◆ Stated problem
All of the entries must be reproduced exactly, with no images carried over.

◆ Given records
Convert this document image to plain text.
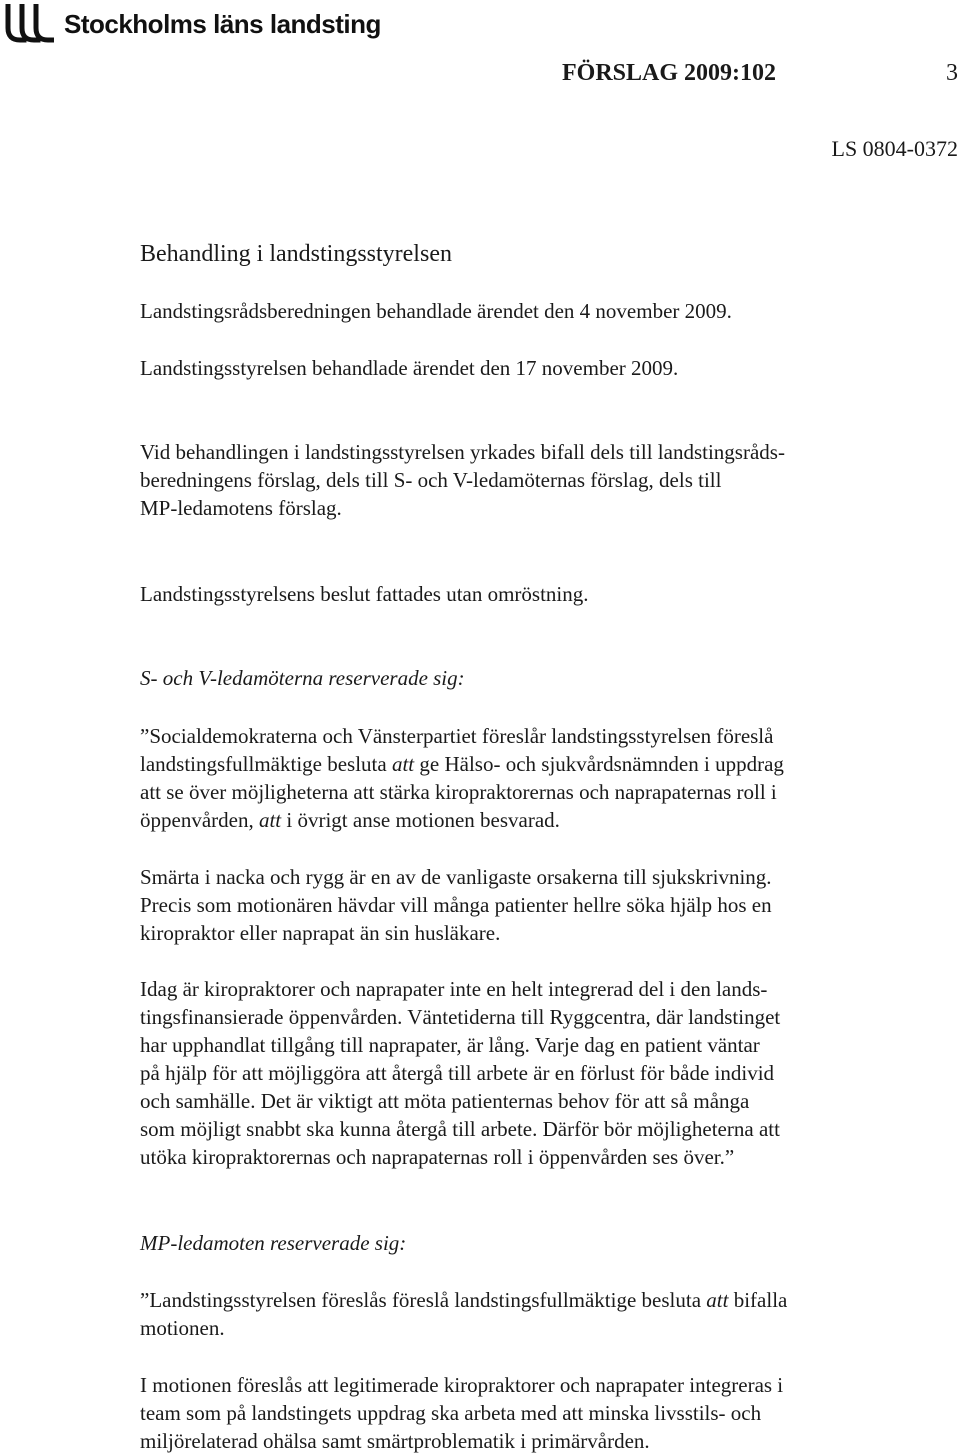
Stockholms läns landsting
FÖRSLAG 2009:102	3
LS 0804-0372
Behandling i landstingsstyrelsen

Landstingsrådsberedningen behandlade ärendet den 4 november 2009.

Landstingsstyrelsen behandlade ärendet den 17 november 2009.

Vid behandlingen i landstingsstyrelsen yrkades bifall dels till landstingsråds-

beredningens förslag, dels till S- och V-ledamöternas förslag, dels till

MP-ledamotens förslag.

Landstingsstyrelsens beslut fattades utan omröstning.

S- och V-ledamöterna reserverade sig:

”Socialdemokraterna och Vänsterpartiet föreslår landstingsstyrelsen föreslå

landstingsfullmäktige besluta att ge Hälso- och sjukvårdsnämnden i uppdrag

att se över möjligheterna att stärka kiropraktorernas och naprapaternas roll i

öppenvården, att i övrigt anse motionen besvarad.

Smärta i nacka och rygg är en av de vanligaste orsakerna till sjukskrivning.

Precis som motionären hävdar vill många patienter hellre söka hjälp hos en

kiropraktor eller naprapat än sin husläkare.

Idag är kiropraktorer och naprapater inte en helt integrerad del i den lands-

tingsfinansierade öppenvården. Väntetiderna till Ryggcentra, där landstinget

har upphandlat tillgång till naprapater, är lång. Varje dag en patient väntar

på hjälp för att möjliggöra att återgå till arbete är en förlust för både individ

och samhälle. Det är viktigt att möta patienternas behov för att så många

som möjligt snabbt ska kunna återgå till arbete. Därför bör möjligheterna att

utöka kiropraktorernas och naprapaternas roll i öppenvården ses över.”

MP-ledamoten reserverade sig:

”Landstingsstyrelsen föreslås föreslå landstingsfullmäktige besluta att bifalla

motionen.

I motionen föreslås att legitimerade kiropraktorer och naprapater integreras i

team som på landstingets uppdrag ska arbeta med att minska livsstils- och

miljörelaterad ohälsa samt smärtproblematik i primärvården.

◆ Task answer
Convert this document image to plain text.
Stockholms läns landsting
FÖRSLAG 2009:102	3
LS 0804-0372
Behandling i landstingsstyrelsen

Landstingsrådsberedningen behandlade ärendet den 4 november 2009.

Landstingsstyrelsen behandlade ärendet den 17 november 2009.

Vid behandlingen i landstingsstyrelsen yrkades bifall dels till landstingsråds-

beredningens förslag, dels till S- och V-ledamöternas förslag, dels till

MP-ledamotens förslag.

Landstingsstyrelsens beslut fattades utan omröstning.

S- och V-ledamöterna reserverade sig:

”Socialdemokraterna och Vänsterpartiet föreslår landstingsstyrelsen föreslå

landstingsfullmäktige besluta att ge Hälso- och sjukvårdsnämnden i uppdrag

att se över möjligheterna att stärka kiropraktorernas och naprapaternas roll i

öppenvården, att i övrigt anse motionen besvarad.

Smärta i nacka och rygg är en av de vanligaste orsakerna till sjukskrivning.

Precis som motionären hävdar vill många patienter hellre söka hjälp hos en

kiropraktor eller naprapat än sin husläkare.

Idag är kiropraktorer och naprapater inte en helt integrerad del i den lands-

tingsfinansierade öppenvården. Väntetiderna till Ryggcentra, där landstinget

har upphandlat tillgång till naprapater, är lång. Varje dag en patient väntar

på hjälp för att möjliggöra att återgå till arbete är en förlust för både individ

och samhälle. Det är viktigt att möta patienternas behov för att så många

som möjligt snabbt ska kunna återgå till arbete. Därför bör möjligheterna att

utöka kiropraktorernas och naprapaternas roll i öppenvården ses över.”

MP-ledamoten reserverade sig:

”Landstingsstyrelsen föreslås föreslå landstingsfullmäktige besluta att bifalla

motionen.

I motionen föreslås att legitimerade kiropraktorer och naprapater integreras i

team som på landstingets uppdrag ska arbeta med att minska livsstils- och

miljörelaterad ohälsa samt smärtproblematik i primärvården.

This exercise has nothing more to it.